*Aim*:
From the entries below, copy every line that holds the word "title".

*Raw data*:
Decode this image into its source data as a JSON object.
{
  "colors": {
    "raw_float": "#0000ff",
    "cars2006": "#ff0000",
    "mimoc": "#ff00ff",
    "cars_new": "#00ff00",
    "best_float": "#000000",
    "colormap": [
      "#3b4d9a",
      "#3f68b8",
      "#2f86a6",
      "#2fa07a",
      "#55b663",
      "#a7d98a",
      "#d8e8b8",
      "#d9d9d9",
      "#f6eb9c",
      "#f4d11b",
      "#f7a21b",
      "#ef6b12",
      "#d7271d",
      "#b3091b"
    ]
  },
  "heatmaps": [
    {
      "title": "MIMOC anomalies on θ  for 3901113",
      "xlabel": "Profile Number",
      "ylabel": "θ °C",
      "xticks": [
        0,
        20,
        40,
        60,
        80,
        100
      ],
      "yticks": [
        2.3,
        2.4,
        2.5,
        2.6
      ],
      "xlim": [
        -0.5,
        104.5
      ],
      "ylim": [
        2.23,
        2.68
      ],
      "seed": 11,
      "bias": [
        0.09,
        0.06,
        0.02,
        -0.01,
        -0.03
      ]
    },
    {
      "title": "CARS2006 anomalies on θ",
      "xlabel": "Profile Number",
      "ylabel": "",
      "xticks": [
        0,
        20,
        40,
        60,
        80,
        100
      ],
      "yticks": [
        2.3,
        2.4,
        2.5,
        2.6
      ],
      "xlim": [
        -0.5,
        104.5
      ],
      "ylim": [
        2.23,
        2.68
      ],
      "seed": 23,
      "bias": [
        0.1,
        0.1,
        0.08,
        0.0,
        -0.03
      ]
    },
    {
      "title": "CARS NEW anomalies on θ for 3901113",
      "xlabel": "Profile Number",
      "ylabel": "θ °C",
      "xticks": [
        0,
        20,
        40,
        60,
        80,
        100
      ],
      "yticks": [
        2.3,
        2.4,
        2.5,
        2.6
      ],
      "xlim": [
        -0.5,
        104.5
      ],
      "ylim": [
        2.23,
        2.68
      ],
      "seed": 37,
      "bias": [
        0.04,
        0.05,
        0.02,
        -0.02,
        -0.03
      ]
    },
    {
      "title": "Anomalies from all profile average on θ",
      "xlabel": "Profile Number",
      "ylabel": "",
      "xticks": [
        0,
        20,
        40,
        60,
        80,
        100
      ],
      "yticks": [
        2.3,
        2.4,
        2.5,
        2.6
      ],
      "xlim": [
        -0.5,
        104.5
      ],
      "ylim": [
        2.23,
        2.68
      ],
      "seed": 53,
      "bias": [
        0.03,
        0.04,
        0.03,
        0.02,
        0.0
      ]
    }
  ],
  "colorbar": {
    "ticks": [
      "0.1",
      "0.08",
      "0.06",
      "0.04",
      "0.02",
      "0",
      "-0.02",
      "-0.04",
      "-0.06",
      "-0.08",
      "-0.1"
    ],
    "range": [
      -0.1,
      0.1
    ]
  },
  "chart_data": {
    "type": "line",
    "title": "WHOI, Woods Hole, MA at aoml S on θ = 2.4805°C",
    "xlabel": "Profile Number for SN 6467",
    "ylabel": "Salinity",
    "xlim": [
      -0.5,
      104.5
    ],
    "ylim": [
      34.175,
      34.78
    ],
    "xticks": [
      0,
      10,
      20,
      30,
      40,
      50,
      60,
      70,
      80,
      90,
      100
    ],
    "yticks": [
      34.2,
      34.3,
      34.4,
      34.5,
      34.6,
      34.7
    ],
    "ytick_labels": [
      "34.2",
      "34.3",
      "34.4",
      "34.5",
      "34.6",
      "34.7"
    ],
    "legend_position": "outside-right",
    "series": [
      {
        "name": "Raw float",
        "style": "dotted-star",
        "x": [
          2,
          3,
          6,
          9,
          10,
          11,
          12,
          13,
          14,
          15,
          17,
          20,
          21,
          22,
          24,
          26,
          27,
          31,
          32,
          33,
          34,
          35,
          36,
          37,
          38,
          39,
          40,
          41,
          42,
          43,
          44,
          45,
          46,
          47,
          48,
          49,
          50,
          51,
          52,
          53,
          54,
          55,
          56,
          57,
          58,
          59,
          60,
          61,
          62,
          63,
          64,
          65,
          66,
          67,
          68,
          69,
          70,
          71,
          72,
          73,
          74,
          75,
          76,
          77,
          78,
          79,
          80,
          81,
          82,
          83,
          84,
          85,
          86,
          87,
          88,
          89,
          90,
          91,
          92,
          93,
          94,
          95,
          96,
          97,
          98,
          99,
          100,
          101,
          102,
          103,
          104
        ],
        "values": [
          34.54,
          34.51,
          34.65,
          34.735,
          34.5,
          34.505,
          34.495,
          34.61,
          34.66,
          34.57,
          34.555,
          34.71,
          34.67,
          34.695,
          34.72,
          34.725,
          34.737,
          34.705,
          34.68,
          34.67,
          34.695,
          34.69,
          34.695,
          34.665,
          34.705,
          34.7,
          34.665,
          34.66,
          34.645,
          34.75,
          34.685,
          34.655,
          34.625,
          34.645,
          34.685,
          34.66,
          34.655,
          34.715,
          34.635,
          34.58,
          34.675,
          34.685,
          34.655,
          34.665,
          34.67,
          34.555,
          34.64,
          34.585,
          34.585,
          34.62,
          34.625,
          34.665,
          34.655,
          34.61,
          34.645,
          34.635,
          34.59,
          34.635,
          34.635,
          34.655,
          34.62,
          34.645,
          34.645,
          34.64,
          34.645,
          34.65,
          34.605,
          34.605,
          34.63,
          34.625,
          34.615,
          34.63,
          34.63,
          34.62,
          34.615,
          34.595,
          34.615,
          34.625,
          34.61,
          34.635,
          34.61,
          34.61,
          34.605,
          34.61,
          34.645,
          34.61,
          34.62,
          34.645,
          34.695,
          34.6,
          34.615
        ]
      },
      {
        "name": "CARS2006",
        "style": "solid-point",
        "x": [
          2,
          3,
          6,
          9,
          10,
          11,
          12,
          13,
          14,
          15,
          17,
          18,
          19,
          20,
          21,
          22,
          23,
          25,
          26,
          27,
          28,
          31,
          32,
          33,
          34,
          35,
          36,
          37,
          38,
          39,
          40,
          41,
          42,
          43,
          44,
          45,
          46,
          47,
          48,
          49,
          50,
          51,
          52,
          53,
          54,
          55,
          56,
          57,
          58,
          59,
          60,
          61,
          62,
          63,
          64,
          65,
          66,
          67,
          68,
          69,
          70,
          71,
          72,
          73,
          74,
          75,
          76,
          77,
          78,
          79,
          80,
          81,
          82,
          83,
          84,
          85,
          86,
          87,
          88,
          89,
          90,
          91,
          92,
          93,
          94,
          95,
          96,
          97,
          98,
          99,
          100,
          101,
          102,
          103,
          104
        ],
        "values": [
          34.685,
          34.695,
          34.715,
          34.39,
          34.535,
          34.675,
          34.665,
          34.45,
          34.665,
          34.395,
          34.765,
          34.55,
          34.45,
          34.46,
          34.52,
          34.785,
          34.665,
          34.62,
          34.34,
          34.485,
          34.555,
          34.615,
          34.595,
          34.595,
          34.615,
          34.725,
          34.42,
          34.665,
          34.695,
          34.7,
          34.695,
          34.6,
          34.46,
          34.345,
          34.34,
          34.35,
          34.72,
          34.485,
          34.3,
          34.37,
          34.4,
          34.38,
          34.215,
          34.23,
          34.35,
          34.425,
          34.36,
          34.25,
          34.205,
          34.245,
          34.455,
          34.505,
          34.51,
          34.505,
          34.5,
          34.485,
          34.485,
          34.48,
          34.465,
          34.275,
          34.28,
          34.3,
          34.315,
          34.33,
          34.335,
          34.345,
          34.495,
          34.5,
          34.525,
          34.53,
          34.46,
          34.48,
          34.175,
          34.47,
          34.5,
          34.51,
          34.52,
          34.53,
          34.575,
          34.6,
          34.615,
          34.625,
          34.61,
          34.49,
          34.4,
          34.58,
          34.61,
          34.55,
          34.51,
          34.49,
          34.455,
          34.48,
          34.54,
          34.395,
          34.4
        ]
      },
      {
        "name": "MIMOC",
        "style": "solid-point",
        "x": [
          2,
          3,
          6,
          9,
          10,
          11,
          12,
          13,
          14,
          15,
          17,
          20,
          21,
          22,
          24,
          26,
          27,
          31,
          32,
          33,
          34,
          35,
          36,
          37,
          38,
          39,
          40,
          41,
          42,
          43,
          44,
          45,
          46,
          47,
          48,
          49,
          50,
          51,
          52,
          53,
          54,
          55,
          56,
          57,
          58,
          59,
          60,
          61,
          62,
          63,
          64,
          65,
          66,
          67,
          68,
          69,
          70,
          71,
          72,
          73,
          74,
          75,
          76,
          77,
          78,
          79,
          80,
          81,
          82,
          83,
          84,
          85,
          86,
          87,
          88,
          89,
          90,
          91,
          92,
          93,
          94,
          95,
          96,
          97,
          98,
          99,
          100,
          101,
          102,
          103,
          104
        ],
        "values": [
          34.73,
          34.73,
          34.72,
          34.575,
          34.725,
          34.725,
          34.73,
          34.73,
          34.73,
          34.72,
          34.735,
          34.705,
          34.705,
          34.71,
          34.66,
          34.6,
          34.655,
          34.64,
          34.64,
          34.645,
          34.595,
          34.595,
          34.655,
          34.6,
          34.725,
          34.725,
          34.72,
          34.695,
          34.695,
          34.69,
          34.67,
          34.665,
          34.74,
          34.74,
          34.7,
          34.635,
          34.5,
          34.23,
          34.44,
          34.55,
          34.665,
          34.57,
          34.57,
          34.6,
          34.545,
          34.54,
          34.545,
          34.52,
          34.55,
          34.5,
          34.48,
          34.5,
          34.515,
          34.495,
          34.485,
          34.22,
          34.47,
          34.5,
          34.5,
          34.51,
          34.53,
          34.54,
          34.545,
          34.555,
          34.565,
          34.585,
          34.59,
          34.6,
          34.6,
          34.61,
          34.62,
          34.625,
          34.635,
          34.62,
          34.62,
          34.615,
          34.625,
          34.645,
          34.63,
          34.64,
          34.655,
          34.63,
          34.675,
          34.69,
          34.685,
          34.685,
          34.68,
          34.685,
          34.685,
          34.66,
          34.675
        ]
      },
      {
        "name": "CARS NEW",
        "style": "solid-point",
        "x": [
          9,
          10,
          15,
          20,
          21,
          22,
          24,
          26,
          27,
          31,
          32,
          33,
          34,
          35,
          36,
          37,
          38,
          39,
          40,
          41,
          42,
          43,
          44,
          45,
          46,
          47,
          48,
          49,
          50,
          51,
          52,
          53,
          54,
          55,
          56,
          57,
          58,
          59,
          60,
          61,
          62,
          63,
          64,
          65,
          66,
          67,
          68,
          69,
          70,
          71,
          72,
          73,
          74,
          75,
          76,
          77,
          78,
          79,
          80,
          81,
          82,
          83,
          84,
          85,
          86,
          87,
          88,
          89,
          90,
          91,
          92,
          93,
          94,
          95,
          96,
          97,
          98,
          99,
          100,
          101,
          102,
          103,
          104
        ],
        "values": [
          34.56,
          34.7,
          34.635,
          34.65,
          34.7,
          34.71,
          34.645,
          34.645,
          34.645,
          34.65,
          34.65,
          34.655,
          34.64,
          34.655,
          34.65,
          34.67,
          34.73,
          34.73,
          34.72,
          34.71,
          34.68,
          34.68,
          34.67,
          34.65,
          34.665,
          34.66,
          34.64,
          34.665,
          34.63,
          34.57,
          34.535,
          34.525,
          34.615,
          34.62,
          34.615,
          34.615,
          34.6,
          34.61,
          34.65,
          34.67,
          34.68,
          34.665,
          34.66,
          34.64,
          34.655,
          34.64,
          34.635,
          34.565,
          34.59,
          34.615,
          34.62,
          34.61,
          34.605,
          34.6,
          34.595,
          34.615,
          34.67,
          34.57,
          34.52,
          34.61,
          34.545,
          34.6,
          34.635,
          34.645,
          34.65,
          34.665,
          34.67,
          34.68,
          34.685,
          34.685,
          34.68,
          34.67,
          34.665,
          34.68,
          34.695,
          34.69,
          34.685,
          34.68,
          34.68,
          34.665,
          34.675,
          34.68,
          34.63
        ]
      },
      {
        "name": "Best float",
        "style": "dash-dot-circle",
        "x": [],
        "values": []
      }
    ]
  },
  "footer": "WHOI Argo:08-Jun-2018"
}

*Answer to the exercise*:
      "title": "MIMOC anomalies on θ  for 3901113",
      "title": "CARS2006 anomalies on θ",
      "title": "CARS NEW anomalies on θ for 3901113",
      "title": "Anomalies from all profile average on θ",
    "title": "WHOI, Woods Hole, MA at aoml S on θ = 2.4805°C",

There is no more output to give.